## [WRITTEN INSTRUCTION]
List each line in which the string "Created" appears.

— start TASK DATA —

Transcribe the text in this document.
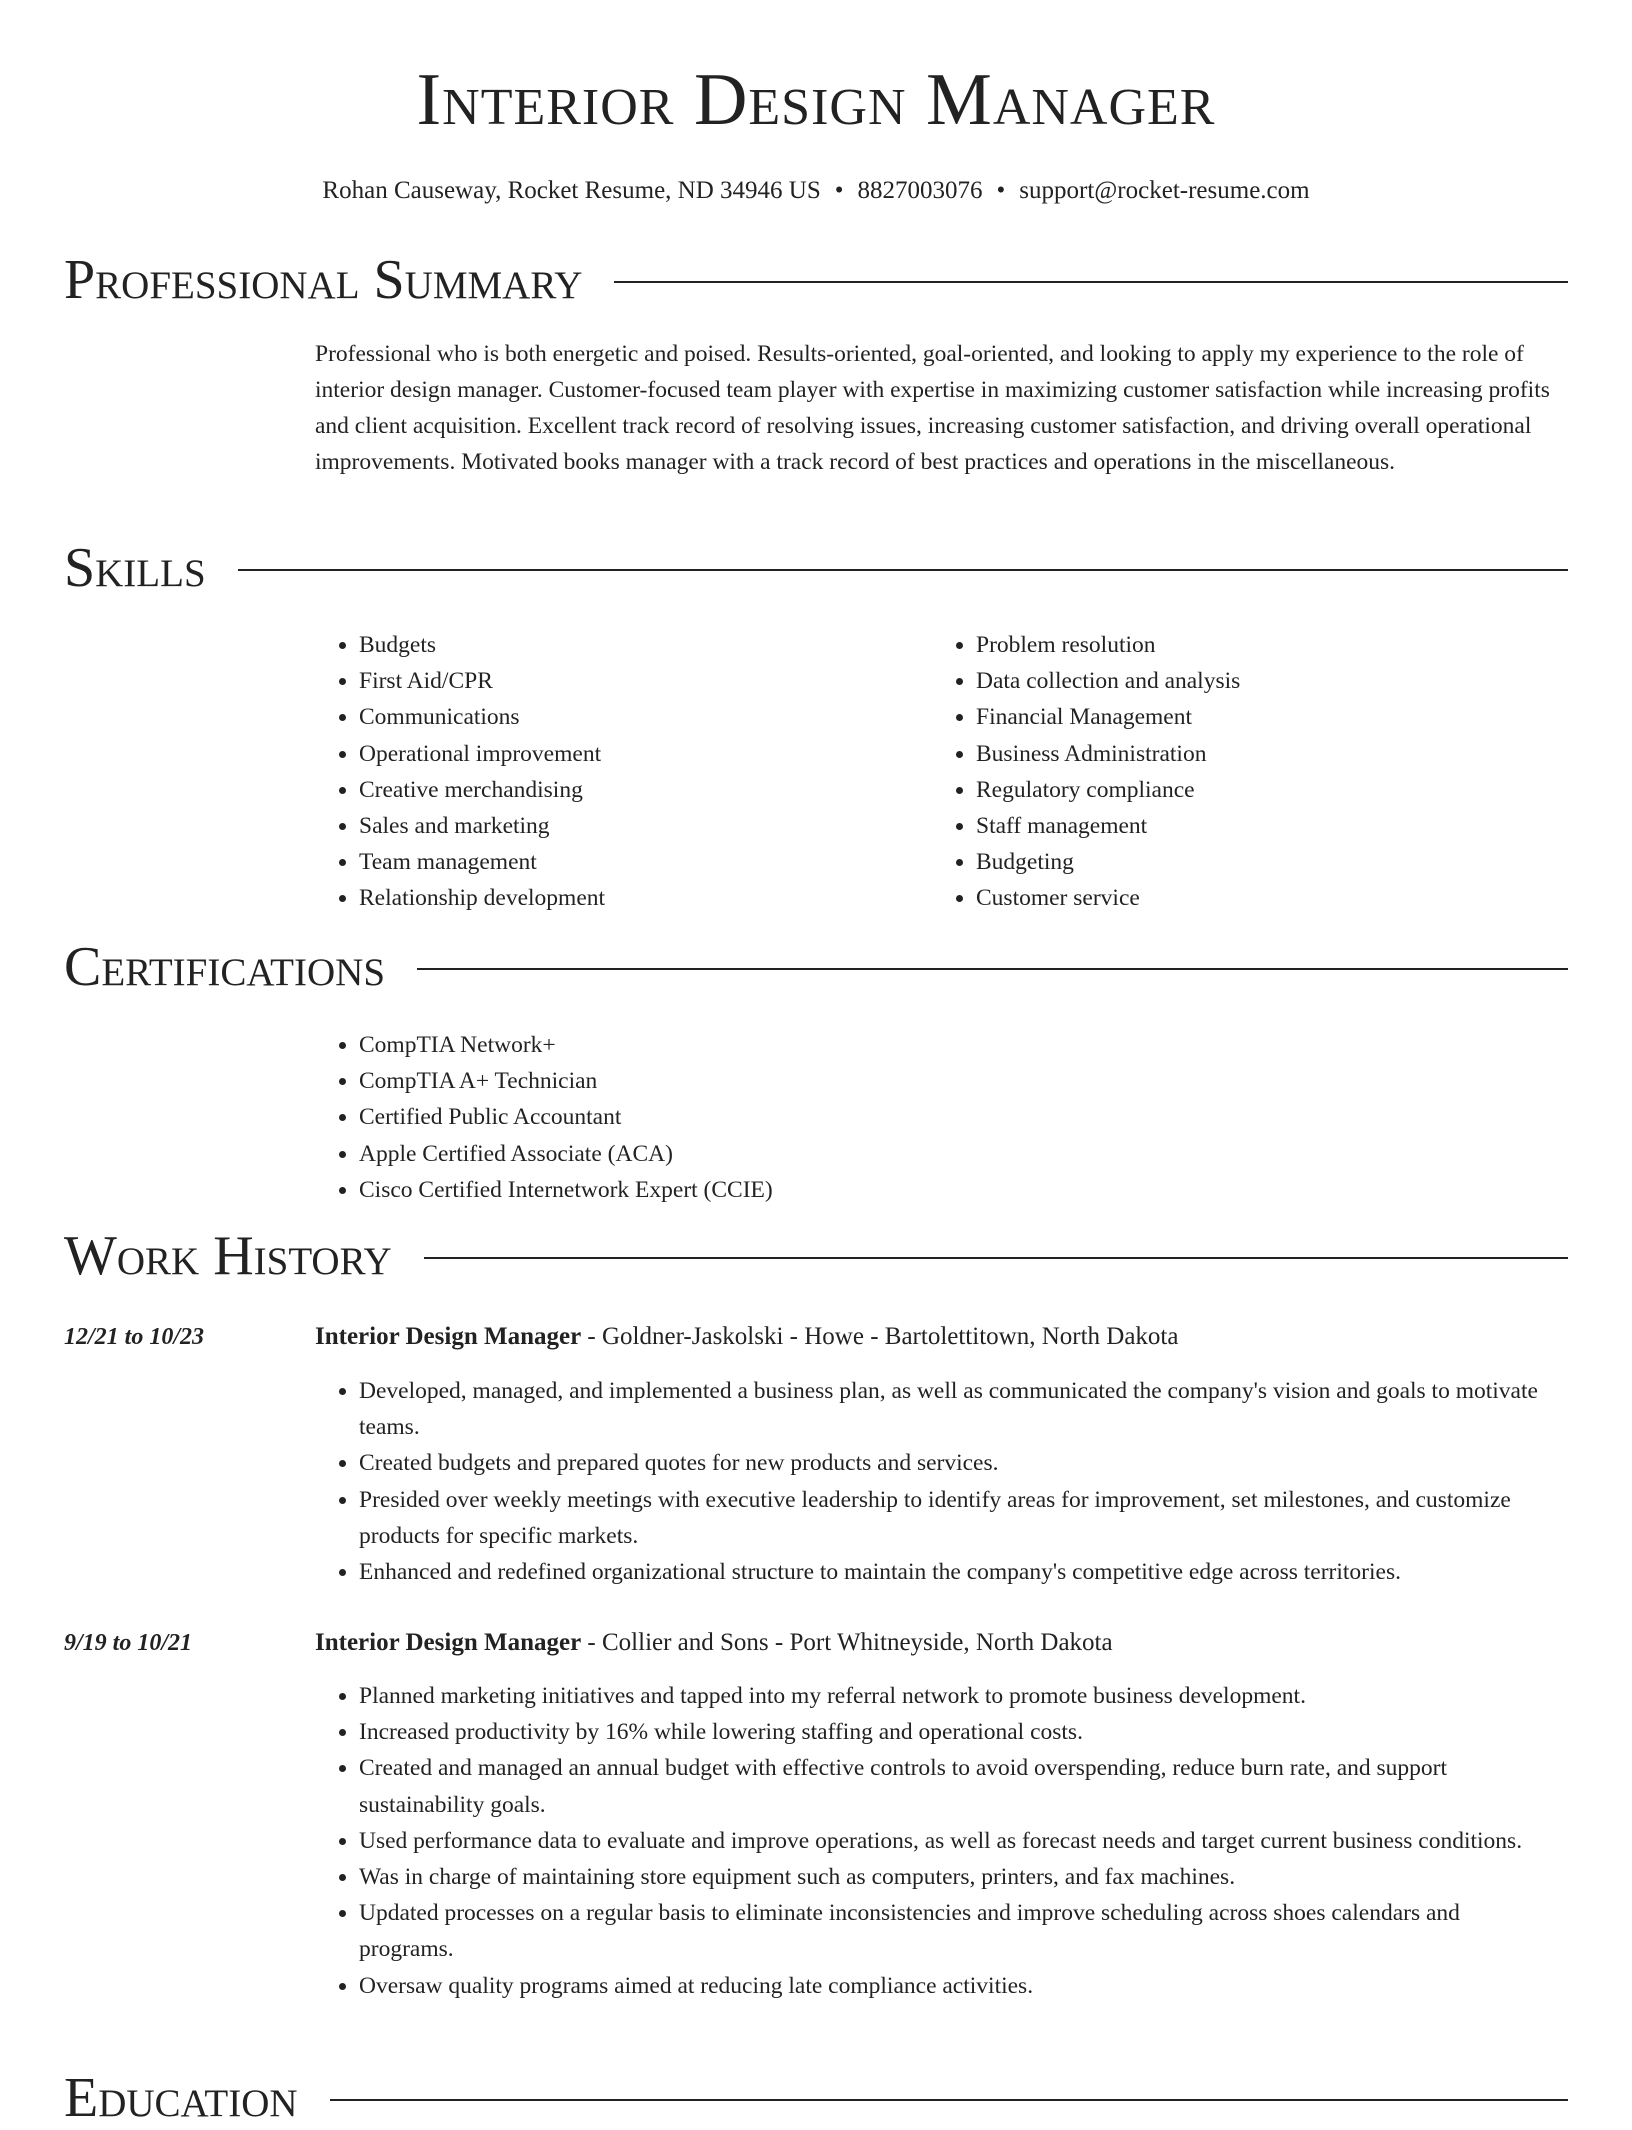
Interior Design Manager
Rohan Causeway, Rocket Resume, ND 34946 US • 8827003076 • support@rocket-resume.com
Professional Summary

Professional who is both energetic and poised. Results-oriented, goal-oriented, and looking to apply my experience to the role of interior design manager. Customer-focused team player with expertise in maximizing customer satisfaction while increasing profits and client acquisition. Excellent track record of resolving issues, increasing customer satisfaction, and driving overall operational improvements. Motivated books manager with a track record of best practices and operations in the miscellaneous.

Skills
• Budgets
• First Aid/CPR
• Communications
• Operational improvement
• Creative merchandising
• Sales and marketing
• Team management
• Relationship development
• Problem resolution
• Data collection and analysis
• Financial Management
• Business Administration
• Regulatory compliance
• Staff management
• Budgeting
• Customer service
Certifications
• CompTIA Network+
• CompTIA A+ Technician
• Certified Public Accountant
• Apple Certified Associate (ACA)
• Cisco Certified Internetwork Expert (CCIE)
Work History
12/21 to 10/23	Interior Design Manager - Goldner-Jaskolski - Howe - Bartolettitown, North Dakota
• Developed, managed, and implemented a business plan, as well as communicated the company's vision and goals to motivate teams.
• Created budgets and prepared quotes for new products and services.
• Presided over weekly meetings with executive leadership to identify areas for improvement, set milestones, and customize products for specific markets.
• Enhanced and redefined organizational structure to maintain the company's competitive edge across territories.
9/19 to 10/21	Interior Design Manager - Collier and Sons - Port Whitneyside, North Dakota
• Planned marketing initiatives and tapped into my referral network to promote business development.
• Increased productivity by 16% while lowering staffing and operational costs.
• Created and managed an annual budget with effective controls to avoid overspending, reduce burn rate, and support sustainability goals.
• Used performance data to evaluate and improve operations, as well as forecast needs and target current business conditions.
• Was in charge of maintaining store equipment such as computers, printers, and fax machines.
• Updated processes on a regular basis to eliminate inconsistencies and improve scheduling across shoes calendars and programs.
• Oversaw quality programs aimed at reducing late compliance activities.
Education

— end TASK DATA —

## [SOLVED EXERCISE]
• Created budgets and prepared quotes for new products and services.
• Created and managed an annual budget with effective controls to avoid overspending, reduce burn rate, and support sustainability goals.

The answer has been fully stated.